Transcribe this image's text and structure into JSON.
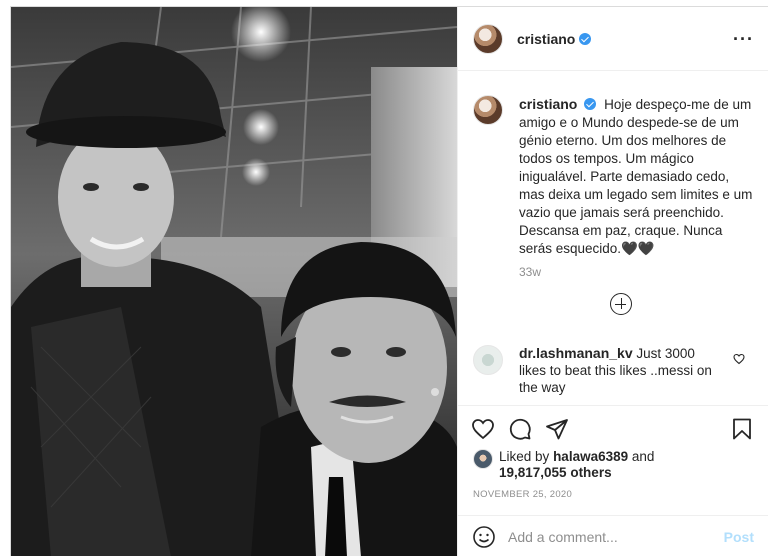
{
  "post": {
    "author": "cristiano",
    "caption": "Hoje despeço-me de um amigo e o Mundo despede-se de um génio eterno. Um dos melhores de todos os tempos. Um mágico inigualável. Parte demasiado cedo, mas deixa um legado sem limites e um vazio que jamais será preenchido. Descansa em paz, craque. Nunca serás esquecido.🖤🖤",
    "caption_age": "33w",
    "date": "NOVEMBER 25, 2020"
  },
  "comments": [
    {
      "author": "dr.lashmanan_kv",
      "text": "Just 3000 likes to beat this likes ..messi on the way"
    }
  ],
  "likes": {
    "prefix": "Liked by",
    "user": "halawa6389",
    "conjunction": "and",
    "others": "19,817,055 others"
  },
  "comment_bar": {
    "placeholder": "Add a comment...",
    "post_label": "Post"
  },
  "colors": {
    "verified": "#3897f0",
    "post_disabled": "#b2dffc",
    "text": "#262626",
    "muted": "#8e8e8e"
  }
}
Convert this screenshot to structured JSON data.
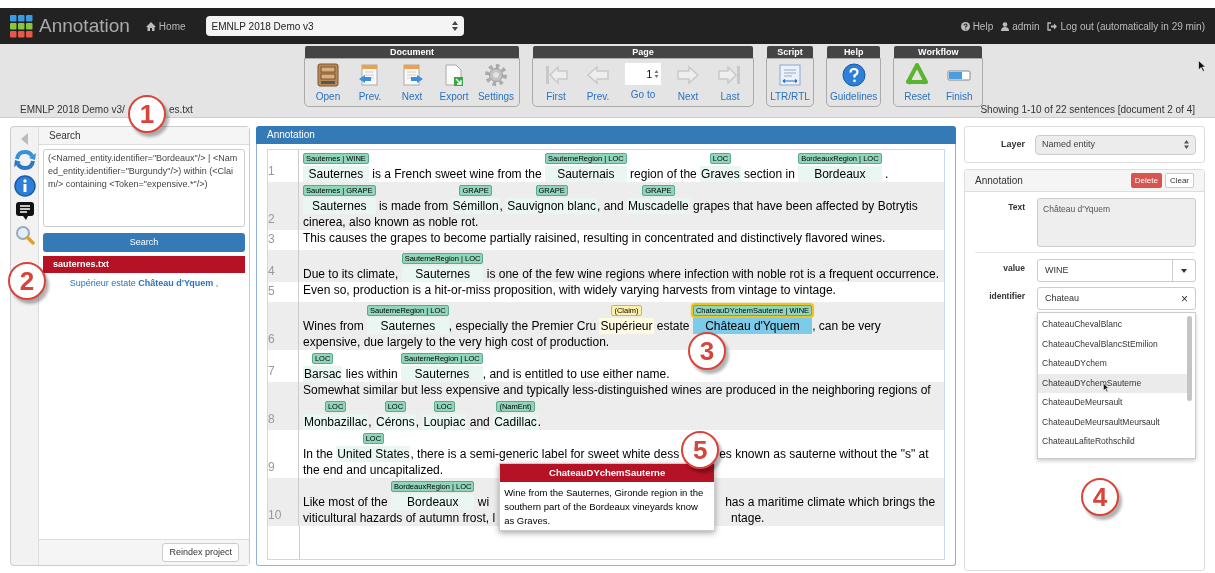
{
  "navbar": {
    "brand": "Annotation",
    "home": "Home",
    "project": "EMNLP 2018 Demo v3",
    "help": "Help",
    "user": "admin",
    "logout": "Log out (automatically in 29 min)"
  },
  "toolbar": [
    {
      "title": "Document",
      "items": [
        {
          "kind": "open",
          "label": "Open"
        },
        {
          "kind": "prev",
          "label": "Prev."
        },
        {
          "kind": "next",
          "label": "Next"
        },
        {
          "kind": "export",
          "label": "Export"
        },
        {
          "kind": "settings",
          "label": "Settings"
        }
      ]
    },
    {
      "title": "Page",
      "items": [
        {
          "kind": "first",
          "label": "First"
        },
        {
          "kind": "prev-page",
          "label": "Prev."
        },
        {
          "kind": "goto",
          "label": "Go to",
          "value": "1"
        },
        {
          "kind": "next-page",
          "label": "Next"
        },
        {
          "kind": "last",
          "label": "Last"
        }
      ]
    },
    {
      "title": "Script",
      "items": [
        {
          "kind": "script",
          "label": "LTR/RTL"
        }
      ]
    },
    {
      "title": "Help",
      "items": [
        {
          "kind": "guidelines",
          "label": "Guidelines"
        }
      ]
    },
    {
      "title": "Workflow",
      "items": [
        {
          "kind": "reset",
          "label": "Reset"
        },
        {
          "kind": "finish",
          "label": "Finish"
        }
      ]
    }
  ],
  "breadcrumb": {
    "parts": [
      "EMNLP 2018 Demo v3/",
      "es.txt"
    ]
  },
  "showing": "Showing 1-10 of 22 sentences [document 2 of 4]",
  "search_panel": {
    "title": "Search",
    "query": "(<Named_entity.identifier=\"Bordeaux\"/> | <Named_entity.identifier=\"Burgundy\"/>) within (<Claim/> containing <Token=\"expensive.*\"/>)",
    "button": "Search",
    "result_file": "sauternes.txt",
    "result": "Supérieur estate **Château d'Yquem** ,",
    "reindex": "Reindex project"
  },
  "annotation_panel": {
    "title": "Annotation",
    "sentences": [
      {
        "number": "1",
        "segments": [
          {
            "kind": "entity",
            "text": "Sauternes",
            "label": "Sauternes | WINE",
            "selected": false
          },
          {
            "kind": "text",
            "text": " is a French sweet wine from the "
          },
          {
            "kind": "entity",
            "text": "Sauternais",
            "label": "SauterneRegion | LOC",
            "selected": false
          },
          {
            "kind": "text",
            "text": " region of the "
          },
          {
            "kind": "entity",
            "text": "Graves",
            "label": "LOC",
            "selected": false
          },
          {
            "kind": "text",
            "text": " section in "
          },
          {
            "kind": "entity",
            "text": "Bordeaux",
            "label": "BordeauxRegion | LOC",
            "selected": false
          },
          {
            "kind": "text",
            "text": " ."
          }
        ]
      },
      {
        "number": "2",
        "segments": [
          {
            "kind": "entity",
            "text": "Sauternes",
            "label": "Sauternes | GRAPE",
            "selected": false
          },
          {
            "kind": "text",
            "text": " is made from "
          },
          {
            "kind": "entity",
            "text": "Sémillon",
            "label": "GRAPE",
            "selected": false
          },
          {
            "kind": "text",
            "text": ", "
          },
          {
            "kind": "entity",
            "text": "Sauvignon blanc",
            "label": "GRAPE",
            "selected": false
          },
          {
            "kind": "text",
            "text": ", and "
          },
          {
            "kind": "entity",
            "text": "Muscadelle",
            "label": "GRAPE",
            "selected": false
          },
          {
            "kind": "text",
            "text": " grapes that have been affected by Botrytis cinerea, also known as noble rot."
          }
        ]
      },
      {
        "number": "3",
        "segments": [
          {
            "kind": "text",
            "text": "This causes the grapes to become partially raisined, resulting in concentrated and distinctively flavored wines."
          }
        ]
      },
      {
        "number": "4",
        "segments": [
          {
            "kind": "text",
            "text": "Due to its climate, "
          },
          {
            "kind": "entity",
            "text": "Sauternes",
            "label": "SauterneRegion | LOC",
            "selected": false
          },
          {
            "kind": "text",
            "text": " is one of the few wine regions where infection with noble rot is a frequent occurrence."
          }
        ]
      },
      {
        "number": "5",
        "segments": [
          {
            "kind": "text",
            "text": "Even so, production is a hit-or-miss proposition, with widely varying harvests from vintage to vintage."
          }
        ]
      },
      {
        "number": "6",
        "segments": [
          {
            "kind": "text",
            "text": "Wines from "
          },
          {
            "kind": "entity",
            "text": "Sauternes",
            "label": "SauterneRegion | LOC",
            "selected": false
          },
          {
            "kind": "text",
            "text": ", especially the Premier Cru "
          },
          {
            "kind": "claim",
            "text": "Supérieur",
            "label": "(Claim)",
            "selected": false
          },
          {
            "kind": "text",
            "text": " estate "
          },
          {
            "kind": "entity",
            "text": "Château d'Yquem",
            "label": "ChateauDYchemSauterne | WINE",
            "selected": true
          },
          {
            "kind": "text",
            "text": ", can be very expensive, due largely to the very high cost of production."
          }
        ]
      },
      {
        "number": "7",
        "segments": [
          {
            "kind": "entity",
            "text": "Barsac",
            "label": "LOC",
            "selected": false
          },
          {
            "kind": "text",
            "text": " lies within "
          },
          {
            "kind": "entity",
            "text": "Sauternes",
            "label": "SauterneRegion | LOC",
            "selected": false
          },
          {
            "kind": "text",
            "text": ", and is entitled to use either name."
          }
        ]
      },
      {
        "number": "8",
        "segments": [
          {
            "kind": "text",
            "text": "Somewhat similar but less expensive and typically less-distinguished wines are produced in the neighboring regions of "
          },
          {
            "kind": "entity",
            "text": "Monbazillac",
            "label": "LOC",
            "selected": false
          },
          {
            "kind": "text",
            "text": ", "
          },
          {
            "kind": "entity",
            "text": "Cérons",
            "label": "LOC",
            "selected": false
          },
          {
            "kind": "text",
            "text": ", "
          },
          {
            "kind": "entity",
            "text": "Loupiac",
            "label": "LOC",
            "selected": false
          },
          {
            "kind": "text",
            "text": " and "
          },
          {
            "kind": "entity",
            "text": "Cadillac",
            "label": "(NamEnt)",
            "selected": false
          },
          {
            "kind": "text",
            "text": "."
          }
        ]
      },
      {
        "number": "9",
        "segments": [
          {
            "kind": "text",
            "text": "In the "
          },
          {
            "kind": "entity",
            "text": "United States",
            "label": "LOC",
            "selected": false
          },
          {
            "kind": "text",
            "text": ", there is a semi-generic label for sweet white dess"
          },
          {
            "kind": "callout-gap"
          },
          {
            "kind": "text",
            "text": "es known as sauterne without the \"s\" at the end and uncapitalized."
          }
        ]
      },
      {
        "number": "10",
        "segments": [
          {
            "kind": "text",
            "text": "Like most of the "
          },
          {
            "kind": "entity",
            "text": "Bordeaux",
            "label": "BordeauxRegion | LOC",
            "selected": false
          },
          {
            "kind": "text",
            "text": " wi"
          },
          {
            "kind": "tooltip-gap"
          },
          {
            "kind": "text",
            "text": "has a maritime climate which brings the"
          },
          {
            "kind": "break"
          },
          {
            "kind": "text",
            "text": "viticultural hazards of autumn frost, l"
          },
          {
            "kind": "tooltip-gap"
          },
          {
            "kind": "text",
            "text": "ntage."
          }
        ]
      }
    ],
    "tooltip": {
      "title": "ChateauDYchemSauterne",
      "text": "Wine from the Sauternes, Gironde region in the southern part of the Bordeaux vineyards know as Graves."
    }
  },
  "layer": {
    "label": "Layer",
    "value": "Named entity"
  },
  "editor": {
    "title": "Annotation",
    "delete": "Delete",
    "clear": "Clear",
    "text_label": "Text",
    "text": "Château d'Yquem",
    "value_label": "value",
    "value": "WINE",
    "identifier_label": "identifier",
    "identifier": "Chateau",
    "clear_glyph": "×",
    "suggestions": [
      {
        "text": "ChateauChevalBlanc",
        "selected": false
      },
      {
        "text": "ChateauChevalBlancStEmilion",
        "selected": false
      },
      {
        "text": "ChateauDYchem",
        "selected": false
      },
      {
        "text": "ChateauDYchemSauterne",
        "selected": true
      },
      {
        "text": "ChateauDeMeursault",
        "selected": false
      },
      {
        "text": "ChateauDeMeursaultMeursault",
        "selected": false
      },
      {
        "text": "ChateauLafiteRothschild",
        "selected": false
      }
    ]
  },
  "callouts": [
    {
      "number": "1"
    },
    {
      "number": "2"
    },
    {
      "number": "3"
    },
    {
      "number": "4"
    },
    {
      "number": "5"
    }
  ]
}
################
* _TASK TO COMPLETE_: Using the records above, select and copy every line that has the word "sweet".

* _COMPLETED EXERCISE_:
            "text": " is a French sweet wine from the "
            "text": ", there is a semi-generic label for sweet white dess"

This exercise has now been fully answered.